* **Saved entries**:
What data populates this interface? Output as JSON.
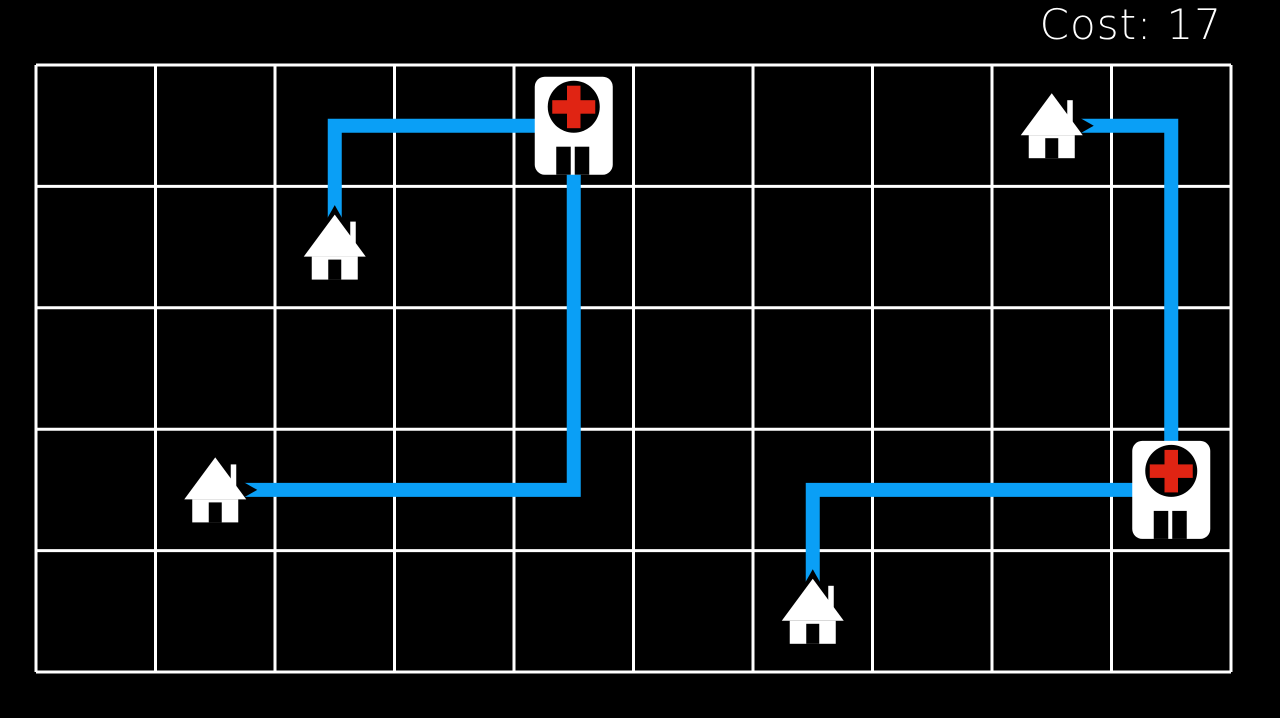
{
  "hud": {
    "cost_label": "Cost",
    "cost_value": 17,
    "cost_display": "Cost: 17"
  },
  "colors": {
    "background": "#000000",
    "grid_line": "#ffffff",
    "path": "#0a9ff6",
    "building": "#ffffff",
    "cross": "#e02413",
    "door": "#000000",
    "text": "#ffffff"
  },
  "board": {
    "columns": 10,
    "rows": 5
  },
  "icons": {
    "house": "house-icon",
    "hospital": "hospital-cross-icon"
  },
  "houses": [
    {
      "id": "house-1",
      "col": 2,
      "row": 1
    },
    {
      "id": "house-2",
      "col": 1,
      "row": 3
    },
    {
      "id": "house-3",
      "col": 6,
      "row": 4
    },
    {
      "id": "house-4",
      "col": 8,
      "row": 0
    }
  ],
  "hospitals": [
    {
      "id": "hospital-1",
      "col": 4,
      "row": 0
    },
    {
      "id": "hospital-2",
      "col": 9,
      "row": 3
    }
  ],
  "routes": [
    {
      "from": "house-1",
      "to": "hospital-1",
      "cells": [
        [
          2,
          1
        ],
        [
          2,
          0
        ],
        [
          4,
          0
        ]
      ]
    },
    {
      "from": "house-2",
      "to": "hospital-1",
      "cells": [
        [
          1,
          3
        ],
        [
          4,
          3
        ],
        [
          4,
          0
        ]
      ]
    },
    {
      "from": "house-3",
      "to": "hospital-2",
      "cells": [
        [
          6,
          4
        ],
        [
          6,
          3
        ],
        [
          9,
          3
        ]
      ]
    },
    {
      "from": "house-4",
      "to": "hospital-2",
      "cells": [
        [
          8,
          0
        ],
        [
          9,
          0
        ],
        [
          9,
          3
        ]
      ]
    }
  ]
}
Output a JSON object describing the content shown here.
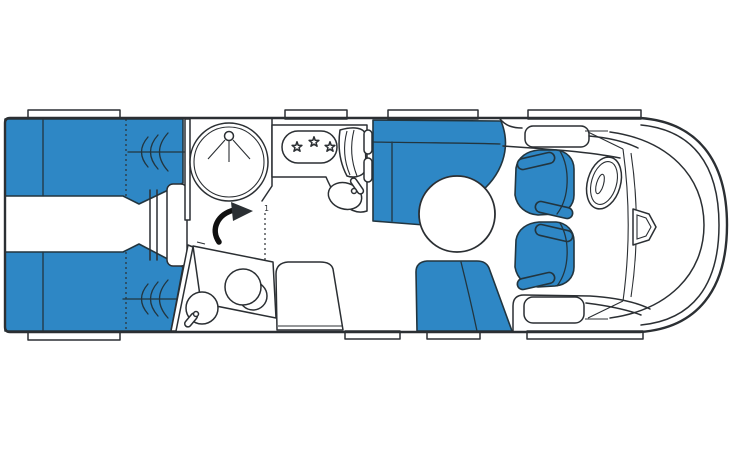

* **Task to carry out**:
Transcribe every record above exactly as written, leaving out any pictures.

* **Task answer**:
What data populates this interface? Output as JSON.
{
  "hud": {
    "cost_label": "Cost",
    "cost_value": 17,
    "cost_display": "Cost: 17"
  },
  "colors": {
    "background": "#000000",
    "grid_line": "#ffffff",
    "path": "#0a9ff6",
    "building": "#ffffff",
    "cross": "#e02413",
    "door": "#000000",
    "text": "#ffffff"
  },
  "board": {
    "columns": 10,
    "rows": 5
  },
  "icons": {
    "house": "house-icon",
    "hospital": "hospital-cross-icon"
  },
  "houses": [
    {
      "id": "house-1",
      "col": 2,
      "row": 1
    },
    {
      "id": "house-2",
      "col": 1,
      "row": 3
    },
    {
      "id": "house-3",
      "col": 6,
      "row": 4
    },
    {
      "id": "house-4",
      "col": 8,
      "row": 0
    }
  ],
  "hospitals": [
    {
      "id": "hospital-1",
      "col": 4,
      "row": 0
    },
    {
      "id": "hospital-2",
      "col": 9,
      "row": 3
    }
  ],
  "routes": [
    {
      "from": "house-1",
      "to": "hospital-1",
      "cells": [
        [
          2,
          1
        ],
        [
          2,
          0
        ],
        [
          4,
          0
        ]
      ]
    },
    {
      "from": "house-2",
      "to": "hospital-1",
      "cells": [
        [
          1,
          3
        ],
        [
          4,
          3
        ],
        [
          4,
          0
        ]
      ]
    },
    {
      "from": "house-3",
      "to": "hospital-2",
      "cells": [
        [
          6,
          4
        ],
        [
          6,
          3
        ],
        [
          9,
          3
        ]
      ]
    },
    {
      "from": "house-4",
      "to": "hospital-2",
      "cells": [
        [
          8,
          0
        ],
        [
          9,
          0
        ],
        [
          9,
          3
        ]
      ]
    }
  ]
}
Output a JSON object describing the content shown here.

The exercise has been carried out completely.